→ STATED GOAL
Repeat each entry in full, exactly.

+++ EXERCISE DATA

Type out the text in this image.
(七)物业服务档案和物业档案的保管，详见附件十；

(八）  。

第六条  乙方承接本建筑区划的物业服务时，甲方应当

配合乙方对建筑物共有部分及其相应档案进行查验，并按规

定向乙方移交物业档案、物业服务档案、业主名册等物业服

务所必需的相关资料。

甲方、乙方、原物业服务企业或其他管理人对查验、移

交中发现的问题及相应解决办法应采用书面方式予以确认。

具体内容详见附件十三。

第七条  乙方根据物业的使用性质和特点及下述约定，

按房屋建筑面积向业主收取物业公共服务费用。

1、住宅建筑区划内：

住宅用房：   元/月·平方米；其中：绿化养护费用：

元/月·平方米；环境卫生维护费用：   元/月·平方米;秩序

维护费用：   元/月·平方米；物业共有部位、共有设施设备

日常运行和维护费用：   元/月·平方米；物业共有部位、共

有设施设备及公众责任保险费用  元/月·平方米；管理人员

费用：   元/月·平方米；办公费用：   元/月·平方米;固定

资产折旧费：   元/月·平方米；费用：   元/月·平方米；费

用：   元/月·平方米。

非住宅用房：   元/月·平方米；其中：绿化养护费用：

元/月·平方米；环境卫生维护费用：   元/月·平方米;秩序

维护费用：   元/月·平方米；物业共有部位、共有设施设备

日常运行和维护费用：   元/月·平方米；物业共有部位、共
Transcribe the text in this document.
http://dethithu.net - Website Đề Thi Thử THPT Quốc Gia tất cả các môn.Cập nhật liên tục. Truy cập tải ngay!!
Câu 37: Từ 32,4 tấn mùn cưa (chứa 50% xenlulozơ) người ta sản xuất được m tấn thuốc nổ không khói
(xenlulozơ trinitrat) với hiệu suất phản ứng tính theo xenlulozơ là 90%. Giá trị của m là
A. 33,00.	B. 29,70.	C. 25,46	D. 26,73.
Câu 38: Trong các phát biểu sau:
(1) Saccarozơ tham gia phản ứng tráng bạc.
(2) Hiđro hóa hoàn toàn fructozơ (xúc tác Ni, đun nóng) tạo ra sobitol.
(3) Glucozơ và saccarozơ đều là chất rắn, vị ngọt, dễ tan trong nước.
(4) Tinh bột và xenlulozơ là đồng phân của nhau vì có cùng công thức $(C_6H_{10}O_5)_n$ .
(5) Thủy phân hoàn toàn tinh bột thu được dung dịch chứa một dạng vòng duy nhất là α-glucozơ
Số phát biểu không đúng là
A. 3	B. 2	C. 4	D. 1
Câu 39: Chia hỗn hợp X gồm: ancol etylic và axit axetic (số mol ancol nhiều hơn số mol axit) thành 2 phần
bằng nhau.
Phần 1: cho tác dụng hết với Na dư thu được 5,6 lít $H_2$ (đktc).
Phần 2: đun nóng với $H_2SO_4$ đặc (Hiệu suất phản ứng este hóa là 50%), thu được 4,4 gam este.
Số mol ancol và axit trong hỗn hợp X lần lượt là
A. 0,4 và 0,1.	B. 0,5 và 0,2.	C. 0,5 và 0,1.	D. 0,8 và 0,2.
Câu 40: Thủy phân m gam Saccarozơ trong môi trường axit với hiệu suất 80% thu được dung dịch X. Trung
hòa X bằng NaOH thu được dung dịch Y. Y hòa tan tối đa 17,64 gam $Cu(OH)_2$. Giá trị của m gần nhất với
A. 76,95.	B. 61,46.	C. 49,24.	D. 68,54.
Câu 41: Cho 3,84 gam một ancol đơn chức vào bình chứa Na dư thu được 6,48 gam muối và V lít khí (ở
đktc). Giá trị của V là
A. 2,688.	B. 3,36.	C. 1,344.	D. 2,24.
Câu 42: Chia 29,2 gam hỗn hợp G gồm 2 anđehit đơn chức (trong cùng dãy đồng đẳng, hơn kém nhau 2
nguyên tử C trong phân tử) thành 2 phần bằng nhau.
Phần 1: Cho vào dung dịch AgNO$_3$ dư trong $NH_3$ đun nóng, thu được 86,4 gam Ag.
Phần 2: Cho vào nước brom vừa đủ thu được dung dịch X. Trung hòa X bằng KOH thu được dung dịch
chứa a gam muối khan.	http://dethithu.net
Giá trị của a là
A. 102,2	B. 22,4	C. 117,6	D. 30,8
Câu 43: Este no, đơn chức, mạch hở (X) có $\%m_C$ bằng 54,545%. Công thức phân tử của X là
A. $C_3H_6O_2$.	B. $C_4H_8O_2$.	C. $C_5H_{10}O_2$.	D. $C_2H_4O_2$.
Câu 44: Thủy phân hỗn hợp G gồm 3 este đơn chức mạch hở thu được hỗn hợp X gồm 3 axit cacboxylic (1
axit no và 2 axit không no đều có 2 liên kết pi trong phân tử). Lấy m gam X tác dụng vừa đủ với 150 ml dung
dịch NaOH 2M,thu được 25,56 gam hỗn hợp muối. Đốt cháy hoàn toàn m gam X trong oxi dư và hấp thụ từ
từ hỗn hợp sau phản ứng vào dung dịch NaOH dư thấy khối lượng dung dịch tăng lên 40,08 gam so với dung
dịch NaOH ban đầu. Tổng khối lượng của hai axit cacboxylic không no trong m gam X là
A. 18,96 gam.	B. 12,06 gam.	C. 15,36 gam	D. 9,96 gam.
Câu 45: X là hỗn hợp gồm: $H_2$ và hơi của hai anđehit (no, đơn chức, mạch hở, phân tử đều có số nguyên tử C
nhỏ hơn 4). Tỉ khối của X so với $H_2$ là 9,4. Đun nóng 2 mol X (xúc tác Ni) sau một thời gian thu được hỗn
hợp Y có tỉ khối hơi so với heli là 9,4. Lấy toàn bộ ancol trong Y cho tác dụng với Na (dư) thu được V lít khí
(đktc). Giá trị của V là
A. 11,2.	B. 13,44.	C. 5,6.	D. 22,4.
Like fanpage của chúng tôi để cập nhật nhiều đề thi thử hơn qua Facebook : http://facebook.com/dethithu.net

++++++

→ RESPONSE FOR THIS EXERCISE
Type out the text in this image.
(七)物业服务档案和物业档案的保管，详见附件十；

(八）  。

第六条  乙方承接本建筑区划的物业服务时，甲方应当

配合乙方对建筑物共有部分及其相应档案进行查验，并按规

定向乙方移交物业档案、物业服务档案、业主名册等物业服

务所必需的相关资料。

甲方、乙方、原物业服务企业或其他管理人对查验、移

交中发现的问题及相应解决办法应采用书面方式予以确认。

具体内容详见附件十三。

第七条  乙方根据物业的使用性质和特点及下述约定，

按房屋建筑面积向业主收取物业公共服务费用。

1、住宅建筑区划内：

住宅用房：   元/月·平方米；其中：绿化养护费用：

元/月·平方米；环境卫生维护费用：   元/月·平方米;秩序

维护费用：   元/月·平方米；物业共有部位、共有设施设备

日常运行和维护费用：   元/月·平方米；物业共有部位、共

有设施设备及公众责任保险费用  元/月·平方米；管理人员

费用：   元/月·平方米；办公费用：   元/月·平方米;固定

资产折旧费：   元/月·平方米；费用：   元/月·平方米；费

用：   元/月·平方米。

非住宅用房：   元/月·平方米；其中：绿化养护费用：

元/月·平方米；环境卫生维护费用：   元/月·平方米;秩序

维护费用：   元/月·平方米；物业共有部位、共有设施设备

日常运行和维护费用：   元/月·平方米；物业共有部位、共
Transcribe the text in this document.
http://dethithu.net - Website Đề Thi Thử THPT Quốc Gia tất cả các môn.Cập nhật liên tục. Truy cập tải ngay!!
Câu 37: Từ 32,4 tấn mùn cưa (chứa 50% xenlulozơ) người ta sản xuất được m tấn thuốc nổ không khói
(xenlulozơ trinitrat) với hiệu suất phản ứng tính theo xenlulozơ là 90%. Giá trị của m là
A. 33,00.	B. 29,70.	C. 25,46	D. 26,73.
Câu 38: Trong các phát biểu sau:
(1) Saccarozơ tham gia phản ứng tráng bạc.
(2) Hiđro hóa hoàn toàn fructozơ (xúc tác Ni, đun nóng) tạo ra sobitol.
(3) Glucozơ và saccarozơ đều là chất rắn, vị ngọt, dễ tan trong nước.
(4) Tinh bột và xenlulozơ là đồng phân của nhau vì có cùng công thức $(C_6H_{10}O_5)_n$ .
(5) Thủy phân hoàn toàn tinh bột thu được dung dịch chứa một dạng vòng duy nhất là α-glucozơ
Số phát biểu không đúng là
A. 3	B. 2	C. 4	D. 1
Câu 39: Chia hỗn hợp X gồm: ancol etylic và axit axetic (số mol ancol nhiều hơn số mol axit) thành 2 phần
bằng nhau.
Phần 1: cho tác dụng hết với Na dư thu được 5,6 lít $H_2$ (đktc).
Phần 2: đun nóng với $H_2SO_4$ đặc (Hiệu suất phản ứng este hóa là 50%), thu được 4,4 gam este.
Số mol ancol và axit trong hỗn hợp X lần lượt là
A. 0,4 và 0,1.	B. 0,5 và 0,2.	C. 0,5 và 0,1.	D. 0,8 và 0,2.
Câu 40: Thủy phân m gam Saccarozơ trong môi trường axit với hiệu suất 80% thu được dung dịch X. Trung
hòa X bằng NaOH thu được dung dịch Y. Y hòa tan tối đa 17,64 gam $Cu(OH)_2$. Giá trị của m gần nhất với
A. 76,95.	B. 61,46.	C. 49,24.	D. 68,54.
Câu 41: Cho 3,84 gam một ancol đơn chức vào bình chứa Na dư thu được 6,48 gam muối và V lít khí (ở
đktc). Giá trị của V là
A. 2,688.	B. 3,36.	C. 1,344.	D. 2,24.
Câu 42: Chia 29,2 gam hỗn hợp G gồm 2 anđehit đơn chức (trong cùng dãy đồng đẳng, hơn kém nhau 2
nguyên tử C trong phân tử) thành 2 phần bằng nhau.
Phần 1: Cho vào dung dịch AgNO$_3$ dư trong $NH_3$ đun nóng, thu được 86,4 gam Ag.
Phần 2: Cho vào nước brom vừa đủ thu được dung dịch X. Trung hòa X bằng KOH thu được dung dịch
chứa a gam muối khan.	http://dethithu.net
Giá trị của a là
A. 102,2	B. 22,4	C. 117,6	D. 30,8
Câu 43: Este no, đơn chức, mạch hở (X) có $\%m_C$ bằng 54,545%. Công thức phân tử của X là
A. $C_3H_6O_2$.	B. $C_4H_8O_2$.	C. $C_5H_{10}O_2$.	D. $C_2H_4O_2$.
Câu 44: Thủy phân hỗn hợp G gồm 3 este đơn chức mạch hở thu được hỗn hợp X gồm 3 axit cacboxylic (1
axit no và 2 axit không no đều có 2 liên kết pi trong phân tử). Lấy m gam X tác dụng vừa đủ với 150 ml dung
dịch NaOH 2M,thu được 25,56 gam hỗn hợp muối. Đốt cháy hoàn toàn m gam X trong oxi dư và hấp thụ từ
từ hỗn hợp sau phản ứng vào dung dịch NaOH dư thấy khối lượng dung dịch tăng lên 40,08 gam so với dung
dịch NaOH ban đầu. Tổng khối lượng của hai axit cacboxylic không no trong m gam X là
A. 18,96 gam.	B. 12,06 gam.	C. 15,36 gam	D. 9,96 gam.
Câu 45: X là hỗn hợp gồm: $H_2$ và hơi của hai anđehit (no, đơn chức, mạch hở, phân tử đều có số nguyên tử C
nhỏ hơn 4). Tỉ khối của X so với $H_2$ là 9,4. Đun nóng 2 mol X (xúc tác Ni) sau một thời gian thu được hỗn
hợp Y có tỉ khối hơi so với heli là 9,4. Lấy toàn bộ ancol trong Y cho tác dụng với Na (dư) thu được V lít khí
(đktc). Giá trị của V là
A. 11,2.	B. 13,44.	C. 5,6.	D. 22,4.
Like fanpage của chúng tôi để cập nhật nhiều đề thi thử hơn qua Facebook : http://facebook.com/dethithu.net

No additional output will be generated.